WRITTEN TASK »
Pull every line containing "tiempo" out of the material below.

GIVEN RECORDS »

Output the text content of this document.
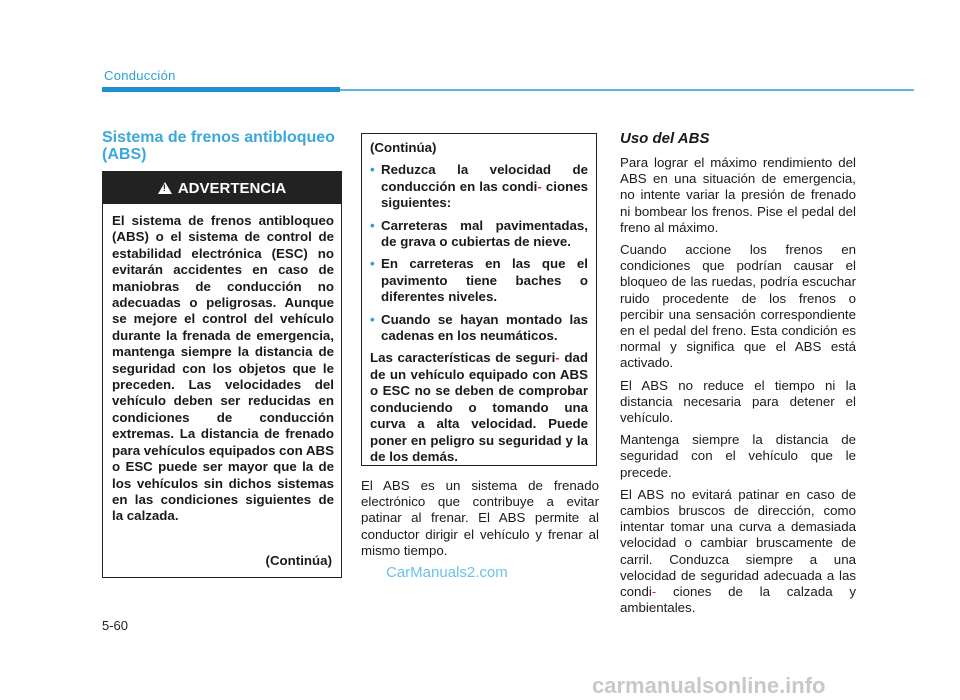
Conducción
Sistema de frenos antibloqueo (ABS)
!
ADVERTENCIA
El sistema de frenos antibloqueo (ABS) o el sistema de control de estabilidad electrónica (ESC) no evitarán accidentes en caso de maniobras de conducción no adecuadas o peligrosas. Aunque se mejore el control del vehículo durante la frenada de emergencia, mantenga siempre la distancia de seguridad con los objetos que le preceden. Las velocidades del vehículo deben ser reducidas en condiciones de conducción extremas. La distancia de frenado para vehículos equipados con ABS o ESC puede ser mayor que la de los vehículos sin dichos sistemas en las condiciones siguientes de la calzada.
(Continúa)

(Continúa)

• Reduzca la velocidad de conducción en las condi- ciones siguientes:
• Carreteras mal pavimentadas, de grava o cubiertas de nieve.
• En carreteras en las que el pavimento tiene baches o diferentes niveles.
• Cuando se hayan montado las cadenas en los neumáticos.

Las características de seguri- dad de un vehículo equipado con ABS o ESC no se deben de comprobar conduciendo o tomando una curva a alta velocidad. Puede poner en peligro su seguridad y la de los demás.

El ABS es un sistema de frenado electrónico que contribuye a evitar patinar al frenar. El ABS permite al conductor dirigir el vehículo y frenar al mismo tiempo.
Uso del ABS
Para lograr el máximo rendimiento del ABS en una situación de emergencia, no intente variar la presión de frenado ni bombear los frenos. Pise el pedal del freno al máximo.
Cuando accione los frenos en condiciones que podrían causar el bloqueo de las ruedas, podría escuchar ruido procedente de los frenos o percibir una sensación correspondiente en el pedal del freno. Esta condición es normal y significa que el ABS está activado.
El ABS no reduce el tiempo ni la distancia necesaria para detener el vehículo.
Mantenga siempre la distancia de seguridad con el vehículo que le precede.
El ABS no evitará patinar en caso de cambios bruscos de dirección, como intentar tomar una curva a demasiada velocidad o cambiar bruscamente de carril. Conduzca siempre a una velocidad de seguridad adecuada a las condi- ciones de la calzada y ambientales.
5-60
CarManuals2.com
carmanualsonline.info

OUTPUT OF THE EXERCISE »
El ABS es un sistema de frenado electrónico que contribuye a evitar patinar al frenar. El ABS permite al conductor dirigir el vehículo y frenar al mismo tiempo.
El ABS no reduce el tiempo ni la distancia necesaria para detener el vehículo.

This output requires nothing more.